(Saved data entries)
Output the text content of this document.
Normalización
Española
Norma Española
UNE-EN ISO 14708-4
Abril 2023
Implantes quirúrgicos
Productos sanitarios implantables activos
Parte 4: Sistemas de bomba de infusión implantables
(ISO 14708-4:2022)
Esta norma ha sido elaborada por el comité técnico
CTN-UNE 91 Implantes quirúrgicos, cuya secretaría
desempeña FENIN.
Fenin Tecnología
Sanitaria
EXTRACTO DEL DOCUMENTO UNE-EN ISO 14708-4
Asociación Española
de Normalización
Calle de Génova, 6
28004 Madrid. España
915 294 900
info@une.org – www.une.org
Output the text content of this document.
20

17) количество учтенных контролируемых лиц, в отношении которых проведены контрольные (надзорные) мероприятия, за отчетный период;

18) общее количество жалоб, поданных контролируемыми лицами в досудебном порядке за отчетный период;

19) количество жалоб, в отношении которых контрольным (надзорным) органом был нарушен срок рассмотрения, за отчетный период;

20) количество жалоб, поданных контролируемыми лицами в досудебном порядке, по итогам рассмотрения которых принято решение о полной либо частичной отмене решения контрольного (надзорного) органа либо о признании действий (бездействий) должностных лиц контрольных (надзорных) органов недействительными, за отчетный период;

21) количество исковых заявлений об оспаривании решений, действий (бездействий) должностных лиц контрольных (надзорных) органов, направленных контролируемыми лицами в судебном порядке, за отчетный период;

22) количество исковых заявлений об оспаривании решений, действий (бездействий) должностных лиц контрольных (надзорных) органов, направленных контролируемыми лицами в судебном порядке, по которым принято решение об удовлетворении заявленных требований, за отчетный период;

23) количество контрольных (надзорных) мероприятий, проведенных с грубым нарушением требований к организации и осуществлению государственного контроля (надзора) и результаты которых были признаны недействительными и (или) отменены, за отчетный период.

-- TASK BRIEF --
Output all preceding records character for character.

-- COMPLETE ANSWER --
Output the text content of this document.
Normalización
Española
Norma Española
UNE-EN ISO 14708-4
Abril 2023
Implantes quirúrgicos
Productos sanitarios implantables activos
Parte 4: Sistemas de bomba de infusión implantables
(ISO 14708-4:2022)
Esta norma ha sido elaborada por el comité técnico
CTN-UNE 91 Implantes quirúrgicos, cuya secretaría
desempeña FENIN.
Fenin Tecnología
Sanitaria
EXTRACTO DEL DOCUMENTO UNE-EN ISO 14708-4
Asociación Española
de Normalización
Calle de Génova, 6
28004 Madrid. España
915 294 900
info@une.org – www.une.org
Output the text content of this document.
20

17) количество учтенных контролируемых лиц, в отношении которых проведены контрольные (надзорные) мероприятия, за отчетный период;

18) общее количество жалоб, поданных контролируемыми лицами в досудебном порядке за отчетный период;

19) количество жалоб, в отношении которых контрольным (надзорным) органом был нарушен срок рассмотрения, за отчетный период;

20) количество жалоб, поданных контролируемыми лицами в досудебном порядке, по итогам рассмотрения которых принято решение о полной либо частичной отмене решения контрольного (надзорного) органа либо о признании действий (бездействий) должностных лиц контрольных (надзорных) органов недействительными, за отчетный период;

21) количество исковых заявлений об оспаривании решений, действий (бездействий) должностных лиц контрольных (надзорных) органов, направленных контролируемыми лицами в судебном порядке, за отчетный период;

22) количество исковых заявлений об оспаривании решений, действий (бездействий) должностных лиц контрольных (надзорных) органов, направленных контролируемыми лицами в судебном порядке, по которым принято решение об удовлетворении заявленных требований, за отчетный период;

23) количество контрольных (надзорных) мероприятий, проведенных с грубым нарушением требований к организации и осуществлению государственного контроля (надзора) и результаты которых были признаны недействительными и (или) отменены, за отчетный период.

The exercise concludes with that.